Task instructions ▸
In the listing that follows, determine how many lines include the word "Akademis". Respond with that number alone.

Supplied records ▸
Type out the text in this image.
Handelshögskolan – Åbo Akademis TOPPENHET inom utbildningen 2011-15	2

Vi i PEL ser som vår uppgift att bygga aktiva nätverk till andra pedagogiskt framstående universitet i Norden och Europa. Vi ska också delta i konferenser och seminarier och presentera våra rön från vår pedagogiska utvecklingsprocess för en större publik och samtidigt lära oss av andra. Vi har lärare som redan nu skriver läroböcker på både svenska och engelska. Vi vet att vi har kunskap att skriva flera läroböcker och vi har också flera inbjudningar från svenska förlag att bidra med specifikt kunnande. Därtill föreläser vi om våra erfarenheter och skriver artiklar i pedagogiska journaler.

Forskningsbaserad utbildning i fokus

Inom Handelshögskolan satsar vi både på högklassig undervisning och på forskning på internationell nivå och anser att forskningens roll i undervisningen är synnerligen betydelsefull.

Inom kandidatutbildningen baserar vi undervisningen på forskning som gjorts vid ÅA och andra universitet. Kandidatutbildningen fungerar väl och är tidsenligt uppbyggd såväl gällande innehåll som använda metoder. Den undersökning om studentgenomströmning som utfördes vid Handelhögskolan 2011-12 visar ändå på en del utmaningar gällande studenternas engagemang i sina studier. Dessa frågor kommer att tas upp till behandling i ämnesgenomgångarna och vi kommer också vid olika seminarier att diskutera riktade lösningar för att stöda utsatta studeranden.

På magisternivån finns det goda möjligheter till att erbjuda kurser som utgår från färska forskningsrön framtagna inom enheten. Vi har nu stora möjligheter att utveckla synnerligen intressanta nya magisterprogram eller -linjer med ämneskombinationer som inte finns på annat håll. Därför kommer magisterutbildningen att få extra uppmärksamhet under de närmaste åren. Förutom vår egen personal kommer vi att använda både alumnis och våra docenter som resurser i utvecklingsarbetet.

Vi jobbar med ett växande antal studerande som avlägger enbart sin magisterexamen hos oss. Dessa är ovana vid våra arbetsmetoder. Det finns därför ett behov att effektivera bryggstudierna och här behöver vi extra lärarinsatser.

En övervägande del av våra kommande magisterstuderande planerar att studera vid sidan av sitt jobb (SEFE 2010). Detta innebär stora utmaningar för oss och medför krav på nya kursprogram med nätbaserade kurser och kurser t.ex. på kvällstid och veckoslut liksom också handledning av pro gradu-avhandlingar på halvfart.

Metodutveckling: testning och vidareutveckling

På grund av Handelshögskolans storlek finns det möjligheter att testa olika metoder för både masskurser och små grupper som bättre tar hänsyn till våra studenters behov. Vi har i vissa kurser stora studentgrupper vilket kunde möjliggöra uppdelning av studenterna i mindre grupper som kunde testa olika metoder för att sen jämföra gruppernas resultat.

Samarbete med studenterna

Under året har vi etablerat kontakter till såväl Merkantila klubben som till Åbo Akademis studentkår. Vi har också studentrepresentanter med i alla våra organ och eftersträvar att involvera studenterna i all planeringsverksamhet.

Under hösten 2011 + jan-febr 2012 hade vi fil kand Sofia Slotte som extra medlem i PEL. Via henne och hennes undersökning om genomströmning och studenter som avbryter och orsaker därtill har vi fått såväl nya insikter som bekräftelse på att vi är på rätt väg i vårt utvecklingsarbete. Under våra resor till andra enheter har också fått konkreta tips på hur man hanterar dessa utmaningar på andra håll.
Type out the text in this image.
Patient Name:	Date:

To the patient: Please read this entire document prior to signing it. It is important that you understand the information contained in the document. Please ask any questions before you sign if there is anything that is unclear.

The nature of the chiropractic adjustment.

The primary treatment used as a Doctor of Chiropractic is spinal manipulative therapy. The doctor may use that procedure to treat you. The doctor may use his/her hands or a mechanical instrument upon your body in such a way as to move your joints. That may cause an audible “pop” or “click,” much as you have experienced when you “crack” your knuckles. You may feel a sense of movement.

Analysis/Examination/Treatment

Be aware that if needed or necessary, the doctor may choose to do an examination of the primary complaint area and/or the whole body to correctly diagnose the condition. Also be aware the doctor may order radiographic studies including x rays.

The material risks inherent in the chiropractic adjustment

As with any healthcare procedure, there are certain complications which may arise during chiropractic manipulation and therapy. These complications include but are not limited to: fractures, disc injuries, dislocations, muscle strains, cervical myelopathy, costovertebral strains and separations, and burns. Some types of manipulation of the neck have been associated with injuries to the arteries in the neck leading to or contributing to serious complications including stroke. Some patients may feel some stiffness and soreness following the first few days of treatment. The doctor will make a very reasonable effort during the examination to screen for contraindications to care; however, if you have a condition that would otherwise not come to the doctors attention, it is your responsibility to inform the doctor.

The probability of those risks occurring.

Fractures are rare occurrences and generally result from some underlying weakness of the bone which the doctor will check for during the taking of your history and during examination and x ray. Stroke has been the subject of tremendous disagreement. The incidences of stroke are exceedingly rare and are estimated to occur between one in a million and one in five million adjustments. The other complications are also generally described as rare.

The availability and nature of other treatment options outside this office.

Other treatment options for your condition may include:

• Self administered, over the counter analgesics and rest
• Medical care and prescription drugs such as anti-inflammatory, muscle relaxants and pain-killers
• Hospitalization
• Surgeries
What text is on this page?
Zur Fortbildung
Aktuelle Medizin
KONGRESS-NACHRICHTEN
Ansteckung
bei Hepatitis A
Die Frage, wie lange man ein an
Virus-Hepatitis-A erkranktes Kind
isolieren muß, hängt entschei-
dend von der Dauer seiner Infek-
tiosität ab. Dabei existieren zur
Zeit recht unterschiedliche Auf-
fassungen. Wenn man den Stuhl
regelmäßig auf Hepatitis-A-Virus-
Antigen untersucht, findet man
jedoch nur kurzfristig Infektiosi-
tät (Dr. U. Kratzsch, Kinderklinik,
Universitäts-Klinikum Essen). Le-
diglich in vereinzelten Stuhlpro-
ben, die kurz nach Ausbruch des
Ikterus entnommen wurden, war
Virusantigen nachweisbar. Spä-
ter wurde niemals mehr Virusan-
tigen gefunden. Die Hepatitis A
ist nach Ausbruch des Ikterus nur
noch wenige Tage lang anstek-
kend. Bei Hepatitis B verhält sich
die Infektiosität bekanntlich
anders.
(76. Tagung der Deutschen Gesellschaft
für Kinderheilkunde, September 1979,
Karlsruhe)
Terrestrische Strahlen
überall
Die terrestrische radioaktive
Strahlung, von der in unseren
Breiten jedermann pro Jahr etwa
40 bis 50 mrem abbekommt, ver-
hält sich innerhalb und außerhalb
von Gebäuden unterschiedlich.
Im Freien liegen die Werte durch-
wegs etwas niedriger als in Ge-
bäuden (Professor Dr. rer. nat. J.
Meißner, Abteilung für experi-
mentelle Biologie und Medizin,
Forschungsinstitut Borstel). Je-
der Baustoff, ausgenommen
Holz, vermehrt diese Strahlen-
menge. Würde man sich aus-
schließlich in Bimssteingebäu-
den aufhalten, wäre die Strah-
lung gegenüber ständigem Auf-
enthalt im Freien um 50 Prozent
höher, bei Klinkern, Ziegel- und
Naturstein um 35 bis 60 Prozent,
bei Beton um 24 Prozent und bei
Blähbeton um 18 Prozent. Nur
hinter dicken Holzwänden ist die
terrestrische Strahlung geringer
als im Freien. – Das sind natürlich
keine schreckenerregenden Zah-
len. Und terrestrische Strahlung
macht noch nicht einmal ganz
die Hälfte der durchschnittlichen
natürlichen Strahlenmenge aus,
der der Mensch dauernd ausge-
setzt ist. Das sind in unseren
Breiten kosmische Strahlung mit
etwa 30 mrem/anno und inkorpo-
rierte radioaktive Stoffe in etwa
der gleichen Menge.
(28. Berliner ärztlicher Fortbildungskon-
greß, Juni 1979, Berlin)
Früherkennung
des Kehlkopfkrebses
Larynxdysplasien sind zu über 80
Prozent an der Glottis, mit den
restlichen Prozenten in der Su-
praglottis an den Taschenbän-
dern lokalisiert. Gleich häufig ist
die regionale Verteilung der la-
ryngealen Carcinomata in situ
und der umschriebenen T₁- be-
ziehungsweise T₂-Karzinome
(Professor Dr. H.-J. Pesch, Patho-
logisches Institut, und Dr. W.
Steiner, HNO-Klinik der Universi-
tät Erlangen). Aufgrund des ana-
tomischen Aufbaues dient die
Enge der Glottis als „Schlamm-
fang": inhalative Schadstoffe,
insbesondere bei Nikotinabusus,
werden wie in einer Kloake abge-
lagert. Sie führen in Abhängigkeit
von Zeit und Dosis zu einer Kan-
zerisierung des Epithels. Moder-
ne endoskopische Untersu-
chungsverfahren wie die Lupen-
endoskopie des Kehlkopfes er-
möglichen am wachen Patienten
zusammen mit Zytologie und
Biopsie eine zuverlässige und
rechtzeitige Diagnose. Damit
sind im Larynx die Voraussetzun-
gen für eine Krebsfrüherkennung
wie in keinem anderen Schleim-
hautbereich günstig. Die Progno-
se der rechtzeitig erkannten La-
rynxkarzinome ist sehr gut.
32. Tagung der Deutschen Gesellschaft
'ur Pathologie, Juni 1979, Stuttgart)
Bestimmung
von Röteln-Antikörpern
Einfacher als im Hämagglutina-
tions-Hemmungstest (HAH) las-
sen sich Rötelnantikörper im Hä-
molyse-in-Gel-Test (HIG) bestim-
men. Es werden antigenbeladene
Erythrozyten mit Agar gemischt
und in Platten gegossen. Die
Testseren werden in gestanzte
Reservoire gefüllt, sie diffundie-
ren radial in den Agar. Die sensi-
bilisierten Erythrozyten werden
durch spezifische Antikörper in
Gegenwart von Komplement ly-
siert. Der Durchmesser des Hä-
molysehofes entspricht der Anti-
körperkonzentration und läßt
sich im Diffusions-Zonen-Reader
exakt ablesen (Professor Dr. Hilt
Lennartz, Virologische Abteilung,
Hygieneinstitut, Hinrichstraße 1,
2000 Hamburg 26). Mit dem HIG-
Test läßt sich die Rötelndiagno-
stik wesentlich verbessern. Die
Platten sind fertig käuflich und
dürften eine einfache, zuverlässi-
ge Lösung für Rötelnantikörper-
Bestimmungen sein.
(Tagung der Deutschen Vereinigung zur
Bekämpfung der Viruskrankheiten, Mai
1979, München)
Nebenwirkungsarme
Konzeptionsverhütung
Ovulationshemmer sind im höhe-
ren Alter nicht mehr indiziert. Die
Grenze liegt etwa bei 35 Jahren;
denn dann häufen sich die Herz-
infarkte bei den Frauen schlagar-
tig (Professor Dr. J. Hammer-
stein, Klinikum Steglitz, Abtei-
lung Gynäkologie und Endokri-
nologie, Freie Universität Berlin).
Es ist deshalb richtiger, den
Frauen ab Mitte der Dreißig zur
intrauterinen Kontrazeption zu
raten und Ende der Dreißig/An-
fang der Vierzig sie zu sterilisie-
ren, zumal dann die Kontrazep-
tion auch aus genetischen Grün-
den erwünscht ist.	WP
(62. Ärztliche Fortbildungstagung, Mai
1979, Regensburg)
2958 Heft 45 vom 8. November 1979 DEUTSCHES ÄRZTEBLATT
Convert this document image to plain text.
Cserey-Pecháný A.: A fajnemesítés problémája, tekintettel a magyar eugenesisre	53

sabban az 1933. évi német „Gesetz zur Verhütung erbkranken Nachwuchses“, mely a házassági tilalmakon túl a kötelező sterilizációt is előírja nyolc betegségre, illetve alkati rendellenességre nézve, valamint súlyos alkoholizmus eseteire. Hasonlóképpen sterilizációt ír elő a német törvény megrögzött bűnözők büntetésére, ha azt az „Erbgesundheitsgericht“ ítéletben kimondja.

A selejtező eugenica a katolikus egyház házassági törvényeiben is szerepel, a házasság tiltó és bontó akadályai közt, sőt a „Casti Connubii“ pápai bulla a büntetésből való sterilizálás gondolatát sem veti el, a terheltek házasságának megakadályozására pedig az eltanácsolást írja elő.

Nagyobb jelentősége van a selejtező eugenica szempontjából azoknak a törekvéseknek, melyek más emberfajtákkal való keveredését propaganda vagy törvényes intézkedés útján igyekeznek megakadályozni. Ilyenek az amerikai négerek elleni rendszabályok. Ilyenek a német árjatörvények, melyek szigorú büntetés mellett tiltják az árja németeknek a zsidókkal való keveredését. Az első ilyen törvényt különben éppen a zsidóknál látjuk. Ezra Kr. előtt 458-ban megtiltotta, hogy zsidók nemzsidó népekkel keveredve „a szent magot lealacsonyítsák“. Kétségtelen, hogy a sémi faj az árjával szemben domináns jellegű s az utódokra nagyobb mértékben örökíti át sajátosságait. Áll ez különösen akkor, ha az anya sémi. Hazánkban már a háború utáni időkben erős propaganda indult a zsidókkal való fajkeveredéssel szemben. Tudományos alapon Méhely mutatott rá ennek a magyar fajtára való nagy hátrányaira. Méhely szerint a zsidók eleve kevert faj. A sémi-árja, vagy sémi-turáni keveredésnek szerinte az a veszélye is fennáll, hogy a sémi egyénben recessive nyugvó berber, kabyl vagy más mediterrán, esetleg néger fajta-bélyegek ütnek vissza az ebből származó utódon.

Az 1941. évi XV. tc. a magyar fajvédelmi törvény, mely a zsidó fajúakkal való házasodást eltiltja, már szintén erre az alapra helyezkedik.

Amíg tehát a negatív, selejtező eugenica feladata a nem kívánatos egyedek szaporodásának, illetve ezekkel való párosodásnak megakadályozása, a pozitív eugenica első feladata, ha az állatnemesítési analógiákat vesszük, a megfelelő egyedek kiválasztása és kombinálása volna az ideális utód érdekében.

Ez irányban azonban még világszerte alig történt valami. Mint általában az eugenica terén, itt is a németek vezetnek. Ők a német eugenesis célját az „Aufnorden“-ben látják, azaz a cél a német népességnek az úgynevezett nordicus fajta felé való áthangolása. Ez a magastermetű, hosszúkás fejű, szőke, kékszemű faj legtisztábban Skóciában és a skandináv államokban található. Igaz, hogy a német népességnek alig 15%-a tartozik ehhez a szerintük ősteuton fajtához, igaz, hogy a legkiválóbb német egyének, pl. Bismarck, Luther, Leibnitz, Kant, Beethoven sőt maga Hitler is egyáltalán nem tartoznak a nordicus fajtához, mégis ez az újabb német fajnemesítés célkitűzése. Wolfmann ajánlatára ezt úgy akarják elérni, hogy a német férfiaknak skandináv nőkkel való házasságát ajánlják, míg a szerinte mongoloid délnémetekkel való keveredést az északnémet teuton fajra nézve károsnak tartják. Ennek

Answer area ▸
2